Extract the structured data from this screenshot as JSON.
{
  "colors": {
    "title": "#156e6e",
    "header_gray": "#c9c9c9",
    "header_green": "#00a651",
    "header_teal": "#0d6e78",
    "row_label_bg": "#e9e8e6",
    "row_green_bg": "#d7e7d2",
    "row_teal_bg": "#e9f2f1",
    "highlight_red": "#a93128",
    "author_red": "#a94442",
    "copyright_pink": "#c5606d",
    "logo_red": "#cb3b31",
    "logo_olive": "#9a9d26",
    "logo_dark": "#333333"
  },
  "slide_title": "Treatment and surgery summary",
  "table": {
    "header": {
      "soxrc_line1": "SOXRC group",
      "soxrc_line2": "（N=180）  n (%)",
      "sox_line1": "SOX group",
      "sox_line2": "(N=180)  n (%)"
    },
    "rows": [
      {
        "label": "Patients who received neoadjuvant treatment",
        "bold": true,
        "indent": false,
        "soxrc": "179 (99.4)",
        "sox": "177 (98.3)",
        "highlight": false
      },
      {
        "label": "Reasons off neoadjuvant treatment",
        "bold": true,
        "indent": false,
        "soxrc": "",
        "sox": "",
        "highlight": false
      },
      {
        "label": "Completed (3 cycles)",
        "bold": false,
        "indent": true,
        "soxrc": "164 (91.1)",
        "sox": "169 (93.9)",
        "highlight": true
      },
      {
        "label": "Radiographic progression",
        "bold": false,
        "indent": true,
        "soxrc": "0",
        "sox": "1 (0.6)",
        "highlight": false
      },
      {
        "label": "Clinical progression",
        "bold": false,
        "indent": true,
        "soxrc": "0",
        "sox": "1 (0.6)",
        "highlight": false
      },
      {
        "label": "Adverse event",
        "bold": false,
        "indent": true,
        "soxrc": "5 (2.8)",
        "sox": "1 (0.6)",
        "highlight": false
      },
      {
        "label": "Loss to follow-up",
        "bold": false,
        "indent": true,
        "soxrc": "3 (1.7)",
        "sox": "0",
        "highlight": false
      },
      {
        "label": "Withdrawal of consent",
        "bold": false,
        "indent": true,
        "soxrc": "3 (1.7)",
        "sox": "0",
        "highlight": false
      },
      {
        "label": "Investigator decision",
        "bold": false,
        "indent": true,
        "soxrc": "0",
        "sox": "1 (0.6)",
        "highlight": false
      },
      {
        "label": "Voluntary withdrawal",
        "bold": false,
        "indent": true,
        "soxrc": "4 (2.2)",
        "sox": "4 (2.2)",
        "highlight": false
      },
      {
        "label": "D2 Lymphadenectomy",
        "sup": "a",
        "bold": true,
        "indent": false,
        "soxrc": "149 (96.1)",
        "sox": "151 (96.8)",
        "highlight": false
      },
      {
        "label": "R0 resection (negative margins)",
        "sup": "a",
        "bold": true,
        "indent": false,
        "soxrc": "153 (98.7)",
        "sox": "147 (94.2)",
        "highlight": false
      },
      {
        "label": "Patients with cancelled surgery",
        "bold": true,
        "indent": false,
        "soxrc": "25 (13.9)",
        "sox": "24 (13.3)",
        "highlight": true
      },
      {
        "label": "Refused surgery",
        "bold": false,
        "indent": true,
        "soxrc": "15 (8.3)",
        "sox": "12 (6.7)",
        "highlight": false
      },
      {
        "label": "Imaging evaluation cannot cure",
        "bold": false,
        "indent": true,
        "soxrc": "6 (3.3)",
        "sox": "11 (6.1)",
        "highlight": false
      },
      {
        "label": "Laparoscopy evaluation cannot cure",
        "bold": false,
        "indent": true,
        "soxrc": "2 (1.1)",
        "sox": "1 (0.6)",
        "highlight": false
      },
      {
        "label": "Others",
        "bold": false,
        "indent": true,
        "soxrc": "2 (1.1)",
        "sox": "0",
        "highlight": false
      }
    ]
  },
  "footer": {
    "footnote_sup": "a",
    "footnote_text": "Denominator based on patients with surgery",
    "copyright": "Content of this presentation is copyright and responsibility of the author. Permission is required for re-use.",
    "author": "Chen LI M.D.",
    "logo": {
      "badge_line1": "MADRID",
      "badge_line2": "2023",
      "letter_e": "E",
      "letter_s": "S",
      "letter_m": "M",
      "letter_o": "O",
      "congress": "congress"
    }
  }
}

TASK INSTRUCTIONS:
Number of lines containing the word "cure" in the listing: state it, and add no other text.

ANSWER SPACE:
2